-- Directions for this task --
Convert the items into a Markdown table with the columns No. and Text. Begin at the first line of the items, stop after the line that contains "ok-button-label: OK (146, 424, 171, 443)", and leave out any blank lines.

-- Raw records --
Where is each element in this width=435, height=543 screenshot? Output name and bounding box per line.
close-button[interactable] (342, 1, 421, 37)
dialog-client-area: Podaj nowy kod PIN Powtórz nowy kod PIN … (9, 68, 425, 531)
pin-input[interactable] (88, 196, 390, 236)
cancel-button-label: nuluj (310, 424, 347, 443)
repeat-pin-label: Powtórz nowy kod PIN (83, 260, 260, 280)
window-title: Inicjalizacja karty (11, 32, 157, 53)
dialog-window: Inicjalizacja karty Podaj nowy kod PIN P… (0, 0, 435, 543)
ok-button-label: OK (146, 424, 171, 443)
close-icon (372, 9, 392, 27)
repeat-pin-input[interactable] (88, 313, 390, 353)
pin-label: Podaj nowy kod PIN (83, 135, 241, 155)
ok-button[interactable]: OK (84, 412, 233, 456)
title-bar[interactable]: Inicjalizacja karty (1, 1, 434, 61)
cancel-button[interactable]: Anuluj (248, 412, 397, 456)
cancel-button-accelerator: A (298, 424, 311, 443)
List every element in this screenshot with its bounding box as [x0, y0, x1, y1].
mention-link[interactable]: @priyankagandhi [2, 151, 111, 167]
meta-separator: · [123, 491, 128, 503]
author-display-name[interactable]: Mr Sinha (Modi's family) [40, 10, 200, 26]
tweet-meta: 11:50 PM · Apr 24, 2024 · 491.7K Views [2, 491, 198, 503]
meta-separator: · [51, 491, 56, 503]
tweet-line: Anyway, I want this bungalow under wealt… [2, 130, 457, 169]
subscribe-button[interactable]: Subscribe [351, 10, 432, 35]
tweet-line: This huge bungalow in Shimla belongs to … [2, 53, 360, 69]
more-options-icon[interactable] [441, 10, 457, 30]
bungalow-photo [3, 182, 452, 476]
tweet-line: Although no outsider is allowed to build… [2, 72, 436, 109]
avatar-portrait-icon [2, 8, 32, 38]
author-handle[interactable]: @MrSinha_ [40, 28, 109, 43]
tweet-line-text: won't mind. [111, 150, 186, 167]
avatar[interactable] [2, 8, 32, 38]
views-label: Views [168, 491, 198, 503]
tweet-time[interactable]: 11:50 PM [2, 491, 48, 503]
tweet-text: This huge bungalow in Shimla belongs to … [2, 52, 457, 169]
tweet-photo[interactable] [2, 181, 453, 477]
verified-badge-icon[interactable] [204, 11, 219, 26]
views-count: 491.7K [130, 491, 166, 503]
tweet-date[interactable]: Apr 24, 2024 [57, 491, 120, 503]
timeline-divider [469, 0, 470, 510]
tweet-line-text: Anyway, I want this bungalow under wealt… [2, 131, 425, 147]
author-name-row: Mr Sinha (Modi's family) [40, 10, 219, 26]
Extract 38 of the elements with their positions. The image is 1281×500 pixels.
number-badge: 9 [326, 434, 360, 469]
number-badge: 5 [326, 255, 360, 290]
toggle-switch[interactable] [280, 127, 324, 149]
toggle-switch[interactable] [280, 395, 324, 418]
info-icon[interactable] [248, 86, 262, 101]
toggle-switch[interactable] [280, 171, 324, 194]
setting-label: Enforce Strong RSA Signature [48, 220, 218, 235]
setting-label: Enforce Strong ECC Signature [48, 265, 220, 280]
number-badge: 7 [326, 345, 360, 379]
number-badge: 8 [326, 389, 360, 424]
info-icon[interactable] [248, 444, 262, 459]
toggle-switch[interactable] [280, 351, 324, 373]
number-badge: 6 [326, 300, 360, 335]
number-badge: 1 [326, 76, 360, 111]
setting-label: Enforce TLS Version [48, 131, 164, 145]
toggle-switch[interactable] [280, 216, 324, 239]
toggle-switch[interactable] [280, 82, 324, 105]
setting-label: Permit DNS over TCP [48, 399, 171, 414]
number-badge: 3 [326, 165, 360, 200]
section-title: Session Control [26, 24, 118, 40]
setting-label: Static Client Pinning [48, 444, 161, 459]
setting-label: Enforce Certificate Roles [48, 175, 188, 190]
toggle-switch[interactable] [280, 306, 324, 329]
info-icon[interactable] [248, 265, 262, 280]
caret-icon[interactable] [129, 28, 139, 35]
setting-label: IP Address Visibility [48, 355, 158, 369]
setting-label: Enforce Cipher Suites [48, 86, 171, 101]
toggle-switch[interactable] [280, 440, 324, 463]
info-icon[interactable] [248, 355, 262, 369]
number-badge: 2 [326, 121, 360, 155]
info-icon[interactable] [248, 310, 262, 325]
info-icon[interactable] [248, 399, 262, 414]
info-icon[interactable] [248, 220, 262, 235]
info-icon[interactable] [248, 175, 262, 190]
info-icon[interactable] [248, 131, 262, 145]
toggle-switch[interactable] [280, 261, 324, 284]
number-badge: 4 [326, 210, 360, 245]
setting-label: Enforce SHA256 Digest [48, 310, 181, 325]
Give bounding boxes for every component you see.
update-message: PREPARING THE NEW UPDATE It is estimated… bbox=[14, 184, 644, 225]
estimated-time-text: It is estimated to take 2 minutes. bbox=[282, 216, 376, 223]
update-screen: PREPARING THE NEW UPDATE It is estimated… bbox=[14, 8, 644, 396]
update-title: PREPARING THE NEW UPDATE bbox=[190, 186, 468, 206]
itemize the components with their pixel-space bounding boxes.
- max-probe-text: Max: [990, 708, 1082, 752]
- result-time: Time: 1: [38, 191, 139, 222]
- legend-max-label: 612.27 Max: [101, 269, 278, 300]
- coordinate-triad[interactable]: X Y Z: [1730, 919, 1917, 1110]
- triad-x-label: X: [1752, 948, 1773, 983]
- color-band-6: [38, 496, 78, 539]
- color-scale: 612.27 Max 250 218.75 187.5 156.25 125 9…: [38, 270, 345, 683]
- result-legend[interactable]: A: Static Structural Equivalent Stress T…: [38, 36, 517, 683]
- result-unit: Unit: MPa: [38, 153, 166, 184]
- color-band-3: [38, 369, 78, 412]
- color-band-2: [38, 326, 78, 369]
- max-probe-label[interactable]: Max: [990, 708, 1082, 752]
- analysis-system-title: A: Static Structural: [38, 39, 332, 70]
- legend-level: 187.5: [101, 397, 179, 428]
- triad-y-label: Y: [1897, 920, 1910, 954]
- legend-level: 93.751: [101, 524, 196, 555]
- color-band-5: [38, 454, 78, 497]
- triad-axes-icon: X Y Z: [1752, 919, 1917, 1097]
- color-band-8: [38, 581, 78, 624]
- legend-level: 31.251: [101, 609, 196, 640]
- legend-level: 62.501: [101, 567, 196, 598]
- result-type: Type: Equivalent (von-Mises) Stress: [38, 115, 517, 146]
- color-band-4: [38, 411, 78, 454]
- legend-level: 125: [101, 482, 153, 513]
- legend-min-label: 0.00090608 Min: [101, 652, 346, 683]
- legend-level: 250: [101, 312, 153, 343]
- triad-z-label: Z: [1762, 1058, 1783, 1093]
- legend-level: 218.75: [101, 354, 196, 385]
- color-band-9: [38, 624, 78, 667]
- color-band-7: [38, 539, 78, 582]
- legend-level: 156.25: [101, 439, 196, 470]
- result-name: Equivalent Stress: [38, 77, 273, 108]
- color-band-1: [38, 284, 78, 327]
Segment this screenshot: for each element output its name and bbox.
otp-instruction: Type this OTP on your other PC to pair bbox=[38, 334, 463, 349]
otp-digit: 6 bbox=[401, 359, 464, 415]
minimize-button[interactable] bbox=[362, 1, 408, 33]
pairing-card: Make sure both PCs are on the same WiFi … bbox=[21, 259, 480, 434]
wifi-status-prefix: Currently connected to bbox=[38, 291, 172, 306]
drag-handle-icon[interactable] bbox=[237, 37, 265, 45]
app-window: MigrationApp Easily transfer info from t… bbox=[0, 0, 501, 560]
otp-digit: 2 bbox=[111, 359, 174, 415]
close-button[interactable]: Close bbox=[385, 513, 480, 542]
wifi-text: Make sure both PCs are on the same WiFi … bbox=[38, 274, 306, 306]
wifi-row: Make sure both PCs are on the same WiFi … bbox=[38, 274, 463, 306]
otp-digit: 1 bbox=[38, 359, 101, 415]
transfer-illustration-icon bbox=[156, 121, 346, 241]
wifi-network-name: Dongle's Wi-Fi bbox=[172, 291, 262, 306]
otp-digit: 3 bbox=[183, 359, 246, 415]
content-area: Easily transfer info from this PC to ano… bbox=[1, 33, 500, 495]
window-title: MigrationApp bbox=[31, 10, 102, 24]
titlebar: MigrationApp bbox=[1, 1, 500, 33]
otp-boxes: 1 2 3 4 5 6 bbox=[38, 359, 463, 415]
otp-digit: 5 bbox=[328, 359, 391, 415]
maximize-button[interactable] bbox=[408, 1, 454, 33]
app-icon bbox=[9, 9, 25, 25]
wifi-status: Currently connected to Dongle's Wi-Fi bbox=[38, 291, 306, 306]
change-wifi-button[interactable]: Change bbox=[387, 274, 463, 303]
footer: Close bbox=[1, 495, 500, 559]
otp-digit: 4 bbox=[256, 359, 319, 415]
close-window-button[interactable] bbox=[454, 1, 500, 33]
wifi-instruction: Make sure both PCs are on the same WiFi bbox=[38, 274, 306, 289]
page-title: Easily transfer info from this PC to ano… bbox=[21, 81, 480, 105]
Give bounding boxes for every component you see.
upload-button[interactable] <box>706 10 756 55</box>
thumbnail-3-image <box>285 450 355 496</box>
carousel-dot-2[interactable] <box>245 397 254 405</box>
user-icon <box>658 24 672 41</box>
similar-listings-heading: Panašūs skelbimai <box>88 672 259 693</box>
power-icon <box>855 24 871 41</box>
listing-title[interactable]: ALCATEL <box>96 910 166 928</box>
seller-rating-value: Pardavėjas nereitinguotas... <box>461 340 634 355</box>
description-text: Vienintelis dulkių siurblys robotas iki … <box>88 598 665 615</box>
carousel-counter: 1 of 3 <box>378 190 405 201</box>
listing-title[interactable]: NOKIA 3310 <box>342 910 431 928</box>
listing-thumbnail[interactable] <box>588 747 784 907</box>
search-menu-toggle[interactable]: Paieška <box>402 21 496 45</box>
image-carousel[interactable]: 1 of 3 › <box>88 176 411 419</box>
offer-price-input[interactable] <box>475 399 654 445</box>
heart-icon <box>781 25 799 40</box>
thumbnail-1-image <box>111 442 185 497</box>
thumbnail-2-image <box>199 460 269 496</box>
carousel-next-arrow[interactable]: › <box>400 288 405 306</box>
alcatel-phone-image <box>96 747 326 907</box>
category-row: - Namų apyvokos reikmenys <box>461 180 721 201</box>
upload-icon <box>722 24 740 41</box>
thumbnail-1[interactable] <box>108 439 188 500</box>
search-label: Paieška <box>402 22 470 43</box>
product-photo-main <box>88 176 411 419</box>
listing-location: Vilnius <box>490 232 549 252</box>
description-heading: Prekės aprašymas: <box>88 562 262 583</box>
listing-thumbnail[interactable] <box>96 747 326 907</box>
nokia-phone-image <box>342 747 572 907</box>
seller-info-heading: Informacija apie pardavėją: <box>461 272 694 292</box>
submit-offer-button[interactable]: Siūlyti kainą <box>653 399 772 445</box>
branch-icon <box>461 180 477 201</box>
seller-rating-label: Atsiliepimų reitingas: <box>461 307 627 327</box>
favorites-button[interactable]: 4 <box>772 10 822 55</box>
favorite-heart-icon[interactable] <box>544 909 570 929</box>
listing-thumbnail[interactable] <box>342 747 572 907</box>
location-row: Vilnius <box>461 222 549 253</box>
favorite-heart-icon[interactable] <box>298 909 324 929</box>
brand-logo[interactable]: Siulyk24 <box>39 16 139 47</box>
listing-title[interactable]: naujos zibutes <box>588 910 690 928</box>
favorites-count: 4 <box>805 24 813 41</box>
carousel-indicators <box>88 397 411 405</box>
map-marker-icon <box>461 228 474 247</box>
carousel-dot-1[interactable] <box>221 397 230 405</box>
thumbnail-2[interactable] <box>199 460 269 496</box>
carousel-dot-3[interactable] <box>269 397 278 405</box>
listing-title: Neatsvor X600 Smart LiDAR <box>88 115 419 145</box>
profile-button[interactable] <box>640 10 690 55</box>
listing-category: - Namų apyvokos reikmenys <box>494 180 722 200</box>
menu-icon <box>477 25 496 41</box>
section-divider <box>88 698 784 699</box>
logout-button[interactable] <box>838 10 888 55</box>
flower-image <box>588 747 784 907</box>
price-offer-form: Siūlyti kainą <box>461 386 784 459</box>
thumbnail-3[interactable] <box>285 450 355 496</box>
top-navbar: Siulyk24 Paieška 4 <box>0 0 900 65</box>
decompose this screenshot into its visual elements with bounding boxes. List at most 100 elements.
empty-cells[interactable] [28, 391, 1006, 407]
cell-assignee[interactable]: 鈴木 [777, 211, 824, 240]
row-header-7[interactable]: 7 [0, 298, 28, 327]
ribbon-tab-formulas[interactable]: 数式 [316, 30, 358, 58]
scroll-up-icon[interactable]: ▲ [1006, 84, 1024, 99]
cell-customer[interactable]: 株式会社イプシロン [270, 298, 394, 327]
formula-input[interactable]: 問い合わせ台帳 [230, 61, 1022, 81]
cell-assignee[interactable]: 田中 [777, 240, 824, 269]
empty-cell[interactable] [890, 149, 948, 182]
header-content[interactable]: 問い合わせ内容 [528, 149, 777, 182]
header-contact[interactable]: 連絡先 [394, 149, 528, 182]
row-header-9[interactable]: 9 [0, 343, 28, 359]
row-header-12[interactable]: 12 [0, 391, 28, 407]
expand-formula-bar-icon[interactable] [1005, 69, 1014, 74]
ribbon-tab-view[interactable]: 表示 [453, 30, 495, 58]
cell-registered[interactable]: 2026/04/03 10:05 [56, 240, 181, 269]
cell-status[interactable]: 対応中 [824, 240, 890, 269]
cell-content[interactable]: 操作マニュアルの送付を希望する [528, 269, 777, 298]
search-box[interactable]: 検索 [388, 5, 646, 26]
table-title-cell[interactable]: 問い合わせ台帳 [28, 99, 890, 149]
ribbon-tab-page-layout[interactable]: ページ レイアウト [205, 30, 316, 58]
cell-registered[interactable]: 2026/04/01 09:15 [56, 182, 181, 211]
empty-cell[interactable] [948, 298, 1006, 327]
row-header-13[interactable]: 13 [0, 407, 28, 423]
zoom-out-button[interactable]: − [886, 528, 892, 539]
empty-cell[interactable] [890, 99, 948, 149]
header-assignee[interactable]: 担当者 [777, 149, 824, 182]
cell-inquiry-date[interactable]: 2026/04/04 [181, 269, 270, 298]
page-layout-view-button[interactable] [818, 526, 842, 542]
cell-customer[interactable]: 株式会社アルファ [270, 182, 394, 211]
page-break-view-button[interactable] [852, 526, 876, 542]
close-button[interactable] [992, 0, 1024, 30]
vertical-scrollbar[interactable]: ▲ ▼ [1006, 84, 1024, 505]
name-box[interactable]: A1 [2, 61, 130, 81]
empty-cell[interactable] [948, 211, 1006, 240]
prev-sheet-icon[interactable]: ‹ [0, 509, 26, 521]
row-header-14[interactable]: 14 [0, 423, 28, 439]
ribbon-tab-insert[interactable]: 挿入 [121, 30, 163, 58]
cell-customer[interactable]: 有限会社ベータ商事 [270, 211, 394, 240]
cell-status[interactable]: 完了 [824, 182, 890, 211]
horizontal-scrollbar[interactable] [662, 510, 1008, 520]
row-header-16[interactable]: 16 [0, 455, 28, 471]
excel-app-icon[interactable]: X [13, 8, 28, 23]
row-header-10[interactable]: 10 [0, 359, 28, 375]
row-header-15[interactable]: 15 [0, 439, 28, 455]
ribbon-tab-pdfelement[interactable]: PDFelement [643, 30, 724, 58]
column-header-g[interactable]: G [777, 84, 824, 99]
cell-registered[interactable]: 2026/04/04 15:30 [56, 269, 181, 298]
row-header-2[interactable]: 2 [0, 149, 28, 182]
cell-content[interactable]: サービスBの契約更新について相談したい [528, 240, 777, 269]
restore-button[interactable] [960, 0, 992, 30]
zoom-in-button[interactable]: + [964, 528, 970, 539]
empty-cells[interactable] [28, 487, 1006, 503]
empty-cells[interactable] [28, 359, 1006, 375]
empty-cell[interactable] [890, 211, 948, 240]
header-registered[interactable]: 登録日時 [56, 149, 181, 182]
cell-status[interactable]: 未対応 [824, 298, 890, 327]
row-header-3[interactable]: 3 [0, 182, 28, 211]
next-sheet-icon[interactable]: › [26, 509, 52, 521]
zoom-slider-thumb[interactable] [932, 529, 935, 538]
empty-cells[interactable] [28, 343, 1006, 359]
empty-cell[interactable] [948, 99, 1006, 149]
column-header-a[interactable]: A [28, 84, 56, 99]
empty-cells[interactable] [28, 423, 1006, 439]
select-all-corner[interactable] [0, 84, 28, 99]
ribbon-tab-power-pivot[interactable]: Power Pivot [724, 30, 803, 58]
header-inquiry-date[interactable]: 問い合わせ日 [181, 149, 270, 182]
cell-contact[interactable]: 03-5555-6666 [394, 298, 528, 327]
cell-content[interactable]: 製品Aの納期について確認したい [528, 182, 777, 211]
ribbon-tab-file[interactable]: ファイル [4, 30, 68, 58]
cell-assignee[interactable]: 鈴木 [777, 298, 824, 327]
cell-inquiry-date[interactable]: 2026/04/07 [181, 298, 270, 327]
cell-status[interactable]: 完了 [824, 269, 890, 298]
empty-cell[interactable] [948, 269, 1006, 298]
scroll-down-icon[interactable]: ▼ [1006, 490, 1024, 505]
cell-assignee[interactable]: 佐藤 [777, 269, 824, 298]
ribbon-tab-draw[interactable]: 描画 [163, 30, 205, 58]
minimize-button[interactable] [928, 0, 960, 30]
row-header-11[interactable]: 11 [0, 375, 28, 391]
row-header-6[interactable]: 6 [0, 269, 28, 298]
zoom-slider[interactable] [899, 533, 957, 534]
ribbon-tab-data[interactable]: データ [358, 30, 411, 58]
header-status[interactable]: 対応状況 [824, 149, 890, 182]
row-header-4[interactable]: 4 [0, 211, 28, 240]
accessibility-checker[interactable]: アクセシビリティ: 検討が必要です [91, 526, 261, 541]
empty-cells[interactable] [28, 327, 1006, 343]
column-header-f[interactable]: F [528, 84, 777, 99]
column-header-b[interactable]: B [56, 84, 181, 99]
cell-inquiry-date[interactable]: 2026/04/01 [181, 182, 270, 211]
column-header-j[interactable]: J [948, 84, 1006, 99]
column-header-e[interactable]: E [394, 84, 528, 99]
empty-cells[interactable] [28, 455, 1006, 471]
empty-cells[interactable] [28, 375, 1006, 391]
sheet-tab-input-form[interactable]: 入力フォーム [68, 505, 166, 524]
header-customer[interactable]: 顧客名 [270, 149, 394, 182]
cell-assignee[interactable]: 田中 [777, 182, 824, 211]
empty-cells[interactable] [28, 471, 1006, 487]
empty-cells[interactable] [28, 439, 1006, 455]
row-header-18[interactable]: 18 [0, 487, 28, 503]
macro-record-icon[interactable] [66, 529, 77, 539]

-- Answer to this task --
| No. | Text |
|---|---|
| 1 | Where is each element in this width=435, height=543 screenshot? Output name and bounding box per line. |
| 2 | close-button[interactable] (342, 1, 421, 37) |
| 3 | dialog-client-area: Podaj nowy kod PIN Powtórz nowy kod PIN … (9, 68, 425, 531) |
| 4 | pin-input[interactable] (88, 196, 390, 236) |
| 5 | cancel-button-label: nuluj (310, 424, 347, 443) |
| 6 | repeat-pin-label: Powtórz nowy kod PIN (83, 260, 260, 280) |
| 7 | window-title: Inicjalizacja karty (11, 32, 157, 53) |
| 8 | dialog-window: Inicjalizacja karty Podaj nowy kod PIN P… (0, 0, 435, 543) |
| 9 | ok-button-label: OK (146, 424, 171, 443) |